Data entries
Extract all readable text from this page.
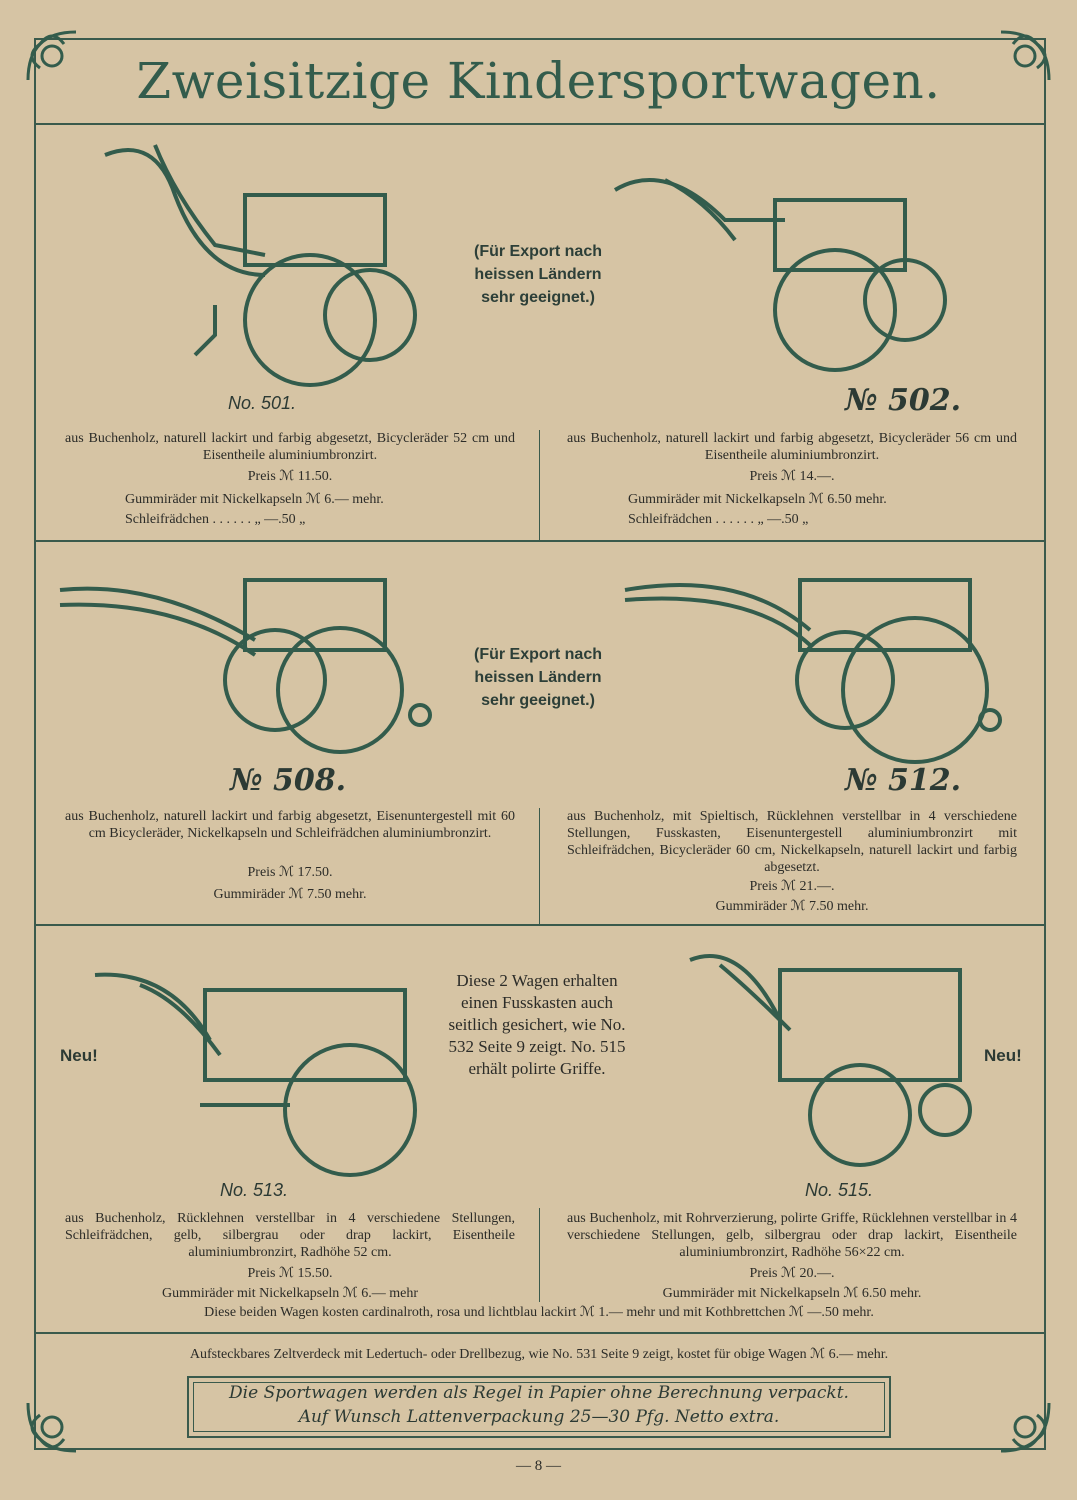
Zweisitzige Kindersportwagen.
(Für Export nach
heissen Ländern
sehr geeignet.)
(Für Export nach
heissen Ländern
sehr geeignet.)
No. 501.
aus Buchenholz, naturell lackirt und farbig abgesetzt, Bicycleräder 52 cm und Eisentheile aluminiumbronzirt.
Preis ℳ 11.50.
Gummiräder mit Nickelkapseln ℳ 6.— mehr.
Schleifrädchen . . . . . . „ —.50 „
№ 502.
aus Buchenholz, naturell lackirt und farbig abgesetzt, Bicycleräder 56 cm und Eisentheile aluminiumbronzirt.
Preis ℳ 14.—.
Gummiräder mit Nickelkapseln ℳ 6.50 mehr.
Schleifrädchen . . . . . . „ —.50 „
№ 508.
aus Buchenholz, naturell lackirt und farbig abgesetzt, Eisenuntergestell mit 60 cm Bicycleräder, Nickelkapseln und Schleifrädchen aluminiumbronzirt.
Preis ℳ 17.50.
Gummiräder ℳ 7.50 mehr.
№ 512.
aus Buchenholz, mit Spieltisch, Rücklehnen verstellbar in 4 verschiedene Stellungen, Fusskasten, Eisenuntergestell aluminiumbronzirt mit Schleifrädchen, Bicycleräder 60 cm, Nickelkapseln, naturell lackirt und farbig abgesetzt.
Preis ℳ 21.—.
Gummiräder ℳ 7.50 mehr.
Diese 2 Wagen erhalten einen Fusskasten auch seitlich gesichert, wie No. 532 Seite 9 zeigt. No. 515 erhält polirte Griffe.
Neu!	Neu!
No. 513.
aus Buchenholz, Rücklehnen verstellbar in 4 verschiedene Stellungen, Schleifrädchen, gelb, silbergrau oder drap lackirt, Eisentheile aluminiumbronzirt, Radhöhe 52 cm.
Preis ℳ 15.50.
Gummiräder mit Nickelkapseln ℳ 6.— mehr
No. 515.
aus Buchenholz, mit Rohrverzierung, polirte Griffe, Rücklehnen verstellbar in 4 verschiedene Stellungen, gelb, silbergrau oder drap lackirt, Eisentheile aluminiumbronzirt, Radhöhe 56×22 cm.
Preis ℳ 20.—.
Gummiräder mit Nickelkapseln ℳ 6.50 mehr.
Diese beiden Wagen kosten cardinalroth, rosa und lichtblau lackirt ℳ 1.— mehr und mit Kothbrettchen ℳ —.50 mehr.
Aufsteckbares Zeltverdeck mit Ledertuch- oder Drellbezug, wie No. 531 Seite 9 zeigt, kostet für obige Wagen ℳ 6.— mehr.
Die Sportwagen werden als Regel in Papier ohne Berechnung verpackt.
Auf Wunsch Lattenverpackung 25—30 Pfg. Netto extra.
— 8 —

- **Goal**:
Report only the count of lines that include the string "zeigt".

- **Answer to the task**:
2